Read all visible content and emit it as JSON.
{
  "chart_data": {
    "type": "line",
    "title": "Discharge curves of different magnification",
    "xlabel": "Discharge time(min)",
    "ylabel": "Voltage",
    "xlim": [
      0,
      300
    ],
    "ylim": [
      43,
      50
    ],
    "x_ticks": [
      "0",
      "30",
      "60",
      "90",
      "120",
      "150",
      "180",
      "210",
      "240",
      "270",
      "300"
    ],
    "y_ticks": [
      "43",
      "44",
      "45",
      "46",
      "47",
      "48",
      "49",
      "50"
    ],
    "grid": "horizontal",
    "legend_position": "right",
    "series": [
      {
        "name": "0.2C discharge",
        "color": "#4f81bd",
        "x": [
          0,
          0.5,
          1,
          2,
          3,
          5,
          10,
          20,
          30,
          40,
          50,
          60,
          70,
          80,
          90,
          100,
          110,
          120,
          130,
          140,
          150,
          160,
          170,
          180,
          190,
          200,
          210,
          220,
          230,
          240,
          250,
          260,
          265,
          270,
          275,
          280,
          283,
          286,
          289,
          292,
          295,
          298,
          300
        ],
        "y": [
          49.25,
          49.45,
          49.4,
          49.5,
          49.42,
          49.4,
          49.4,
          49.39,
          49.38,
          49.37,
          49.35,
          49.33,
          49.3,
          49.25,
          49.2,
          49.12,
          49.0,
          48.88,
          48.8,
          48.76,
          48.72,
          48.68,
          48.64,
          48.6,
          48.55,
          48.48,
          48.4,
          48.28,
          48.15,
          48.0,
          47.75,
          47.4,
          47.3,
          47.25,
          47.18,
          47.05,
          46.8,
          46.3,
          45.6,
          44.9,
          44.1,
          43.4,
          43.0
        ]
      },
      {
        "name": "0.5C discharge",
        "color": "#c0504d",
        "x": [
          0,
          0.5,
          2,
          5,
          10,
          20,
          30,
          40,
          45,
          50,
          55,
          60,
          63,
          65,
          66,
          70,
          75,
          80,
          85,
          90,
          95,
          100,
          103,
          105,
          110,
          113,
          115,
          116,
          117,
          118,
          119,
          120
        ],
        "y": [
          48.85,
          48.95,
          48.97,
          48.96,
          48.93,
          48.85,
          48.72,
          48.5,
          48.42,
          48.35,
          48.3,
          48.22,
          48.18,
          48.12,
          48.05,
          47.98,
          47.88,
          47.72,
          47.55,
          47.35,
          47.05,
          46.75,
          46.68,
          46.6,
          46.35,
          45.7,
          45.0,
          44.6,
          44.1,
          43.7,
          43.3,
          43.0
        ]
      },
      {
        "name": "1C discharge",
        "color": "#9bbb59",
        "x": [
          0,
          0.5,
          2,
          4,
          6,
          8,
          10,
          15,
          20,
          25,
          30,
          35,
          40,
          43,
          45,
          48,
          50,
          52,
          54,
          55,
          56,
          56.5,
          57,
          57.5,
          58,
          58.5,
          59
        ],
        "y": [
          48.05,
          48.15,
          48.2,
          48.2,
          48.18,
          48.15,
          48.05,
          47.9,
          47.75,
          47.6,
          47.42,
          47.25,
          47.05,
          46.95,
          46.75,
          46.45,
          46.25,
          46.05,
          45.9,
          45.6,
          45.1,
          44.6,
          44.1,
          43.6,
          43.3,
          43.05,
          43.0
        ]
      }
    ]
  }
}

*Instruction:* Your task is to repeat the data exactly, with nothing left out.

*Result of the exercise:*
Read all visible content and emit it as JSON.
{
  "chart_data": {
    "type": "line",
    "title": "Discharge curves of different magnification",
    "xlabel": "Discharge time(min)",
    "ylabel": "Voltage",
    "xlim": [
      0,
      300
    ],
    "ylim": [
      43,
      50
    ],
    "x_ticks": [
      "0",
      "30",
      "60",
      "90",
      "120",
      "150",
      "180",
      "210",
      "240",
      "270",
      "300"
    ],
    "y_ticks": [
      "43",
      "44",
      "45",
      "46",
      "47",
      "48",
      "49",
      "50"
    ],
    "grid": "horizontal",
    "legend_position": "right",
    "series": [
      {
        "name": "0.2C discharge",
        "color": "#4f81bd",
        "x": [
          0,
          0.5,
          1,
          2,
          3,
          5,
          10,
          20,
          30,
          40,
          50,
          60,
          70,
          80,
          90,
          100,
          110,
          120,
          130,
          140,
          150,
          160,
          170,
          180,
          190,
          200,
          210,
          220,
          230,
          240,
          250,
          260,
          265,
          270,
          275,
          280,
          283,
          286,
          289,
          292,
          295,
          298,
          300
        ],
        "y": [
          49.25,
          49.45,
          49.4,
          49.5,
          49.42,
          49.4,
          49.4,
          49.39,
          49.38,
          49.37,
          49.35,
          49.33,
          49.3,
          49.25,
          49.2,
          49.12,
          49.0,
          48.88,
          48.8,
          48.76,
          48.72,
          48.68,
          48.64,
          48.6,
          48.55,
          48.48,
          48.4,
          48.28,
          48.15,
          48.0,
          47.75,
          47.4,
          47.3,
          47.25,
          47.18,
          47.05,
          46.8,
          46.3,
          45.6,
          44.9,
          44.1,
          43.4,
          43.0
        ]
      },
      {
        "name": "0.5C discharge",
        "color": "#c0504d",
        "x": [
          0,
          0.5,
          2,
          5,
          10,
          20,
          30,
          40,
          45,
          50,
          55,
          60,
          63,
          65,
          66,
          70,
          75,
          80,
          85,
          90,
          95,
          100,
          103,
          105,
          110,
          113,
          115,
          116,
          117,
          118,
          119,
          120
        ],
        "y": [
          48.85,
          48.95,
          48.97,
          48.96,
          48.93,
          48.85,
          48.72,
          48.5,
          48.42,
          48.35,
          48.3,
          48.22,
          48.18,
          48.12,
          48.05,
          47.98,
          47.88,
          47.72,
          47.55,
          47.35,
          47.05,
          46.75,
          46.68,
          46.6,
          46.35,
          45.7,
          45.0,
          44.6,
          44.1,
          43.7,
          43.3,
          43.0
        ]
      },
      {
        "name": "1C discharge",
        "color": "#9bbb59",
        "x": [
          0,
          0.5,
          2,
          4,
          6,
          8,
          10,
          15,
          20,
          25,
          30,
          35,
          40,
          43,
          45,
          48,
          50,
          52,
          54,
          55,
          56,
          56.5,
          57,
          57.5,
          58,
          58.5,
          59
        ],
        "y": [
          48.05,
          48.15,
          48.2,
          48.2,
          48.18,
          48.15,
          48.05,
          47.9,
          47.75,
          47.6,
          47.42,
          47.25,
          47.05,
          46.95,
          46.75,
          46.45,
          46.25,
          46.05,
          45.9,
          45.6,
          45.1,
          44.6,
          44.1,
          43.6,
          43.3,
          43.05,
          43.0
        ]
      }
    ]
  }
}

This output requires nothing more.